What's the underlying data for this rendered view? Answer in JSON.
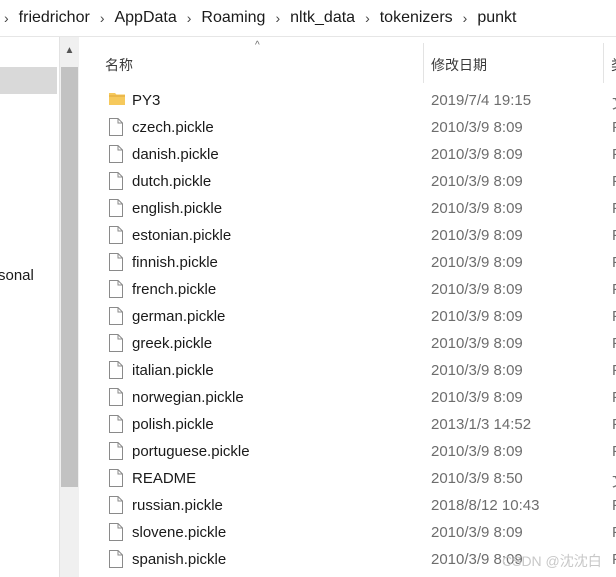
{
  "breadcrumb": {
    "items": [
      "friedrichor",
      "AppData",
      "Roaming",
      "nltk_data",
      "tokenizers",
      "punkt"
    ],
    "separator": "›"
  },
  "nav": {
    "partial_item": "sonal"
  },
  "columns": {
    "name": "名称",
    "date_modified": "修改日期",
    "type_partial": "类"
  },
  "files": [
    {
      "name": "PY3",
      "date": "2019/7/4 19:15",
      "type": "文",
      "icon": "folder-icon"
    },
    {
      "name": "czech.pickle",
      "date": "2010/3/9 8:09",
      "type": "P",
      "icon": "document-icon"
    },
    {
      "name": "danish.pickle",
      "date": "2010/3/9 8:09",
      "type": "P",
      "icon": "document-icon"
    },
    {
      "name": "dutch.pickle",
      "date": "2010/3/9 8:09",
      "type": "P",
      "icon": "document-icon"
    },
    {
      "name": "english.pickle",
      "date": "2010/3/9 8:09",
      "type": "P",
      "icon": "document-icon"
    },
    {
      "name": "estonian.pickle",
      "date": "2010/3/9 8:09",
      "type": "P",
      "icon": "document-icon"
    },
    {
      "name": "finnish.pickle",
      "date": "2010/3/9 8:09",
      "type": "P",
      "icon": "document-icon"
    },
    {
      "name": "french.pickle",
      "date": "2010/3/9 8:09",
      "type": "P",
      "icon": "document-icon"
    },
    {
      "name": "german.pickle",
      "date": "2010/3/9 8:09",
      "type": "P",
      "icon": "document-icon"
    },
    {
      "name": "greek.pickle",
      "date": "2010/3/9 8:09",
      "type": "P",
      "icon": "document-icon"
    },
    {
      "name": "italian.pickle",
      "date": "2010/3/9 8:09",
      "type": "P",
      "icon": "document-icon"
    },
    {
      "name": "norwegian.pickle",
      "date": "2010/3/9 8:09",
      "type": "P",
      "icon": "document-icon"
    },
    {
      "name": "polish.pickle",
      "date": "2013/1/3 14:52",
      "type": "P",
      "icon": "document-icon"
    },
    {
      "name": "portuguese.pickle",
      "date": "2010/3/9 8:09",
      "type": "P",
      "icon": "document-icon"
    },
    {
      "name": "README",
      "date": "2010/3/9 8:50",
      "type": "文",
      "icon": "document-icon"
    },
    {
      "name": "russian.pickle",
      "date": "2018/8/12 10:43",
      "type": "P",
      "icon": "document-icon"
    },
    {
      "name": "slovene.pickle",
      "date": "2010/3/9 8:09",
      "type": "P",
      "icon": "document-icon"
    },
    {
      "name": "spanish.pickle",
      "date": "2010/3/9 8:09",
      "type": "P",
      "icon": "document-icon"
    }
  ],
  "watermark": "CSDN @沈沈白",
  "colors": {
    "folder": "#f6c95c",
    "selection": "#d9d9d9",
    "scrollbar_thumb": "#c2c2c2"
  }
}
● ● ●
▶ Problem: Reproduce every line exactly and omit all pictures.

▶ Output:
What's the underlying data for this rendered view? Answer in JSON.
{
  "breadcrumb": {
    "items": [
      "friedrichor",
      "AppData",
      "Roaming",
      "nltk_data",
      "tokenizers",
      "punkt"
    ],
    "separator": "›"
  },
  "nav": {
    "partial_item": "sonal"
  },
  "columns": {
    "name": "名称",
    "date_modified": "修改日期",
    "type_partial": "类"
  },
  "files": [
    {
      "name": "PY3",
      "date": "2019/7/4 19:15",
      "type": "文",
      "icon": "folder-icon"
    },
    {
      "name": "czech.pickle",
      "date": "2010/3/9 8:09",
      "type": "P",
      "icon": "document-icon"
    },
    {
      "name": "danish.pickle",
      "date": "2010/3/9 8:09",
      "type": "P",
      "icon": "document-icon"
    },
    {
      "name": "dutch.pickle",
      "date": "2010/3/9 8:09",
      "type": "P",
      "icon": "document-icon"
    },
    {
      "name": "english.pickle",
      "date": "2010/3/9 8:09",
      "type": "P",
      "icon": "document-icon"
    },
    {
      "name": "estonian.pickle",
      "date": "2010/3/9 8:09",
      "type": "P",
      "icon": "document-icon"
    },
    {
      "name": "finnish.pickle",
      "date": "2010/3/9 8:09",
      "type": "P",
      "icon": "document-icon"
    },
    {
      "name": "french.pickle",
      "date": "2010/3/9 8:09",
      "type": "P",
      "icon": "document-icon"
    },
    {
      "name": "german.pickle",
      "date": "2010/3/9 8:09",
      "type": "P",
      "icon": "document-icon"
    },
    {
      "name": "greek.pickle",
      "date": "2010/3/9 8:09",
      "type": "P",
      "icon": "document-icon"
    },
    {
      "name": "italian.pickle",
      "date": "2010/3/9 8:09",
      "type": "P",
      "icon": "document-icon"
    },
    {
      "name": "norwegian.pickle",
      "date": "2010/3/9 8:09",
      "type": "P",
      "icon": "document-icon"
    },
    {
      "name": "polish.pickle",
      "date": "2013/1/3 14:52",
      "type": "P",
      "icon": "document-icon"
    },
    {
      "name": "portuguese.pickle",
      "date": "2010/3/9 8:09",
      "type": "P",
      "icon": "document-icon"
    },
    {
      "name": "README",
      "date": "2010/3/9 8:50",
      "type": "文",
      "icon": "document-icon"
    },
    {
      "name": "russian.pickle",
      "date": "2018/8/12 10:43",
      "type": "P",
      "icon": "document-icon"
    },
    {
      "name": "slovene.pickle",
      "date": "2010/3/9 8:09",
      "type": "P",
      "icon": "document-icon"
    },
    {
      "name": "spanish.pickle",
      "date": "2010/3/9 8:09",
      "type": "P",
      "icon": "document-icon"
    }
  ],
  "watermark": "CSDN @沈沈白",
  "colors": {
    "folder": "#f6c95c",
    "selection": "#d9d9d9",
    "scrollbar_thumb": "#c2c2c2"
  }
}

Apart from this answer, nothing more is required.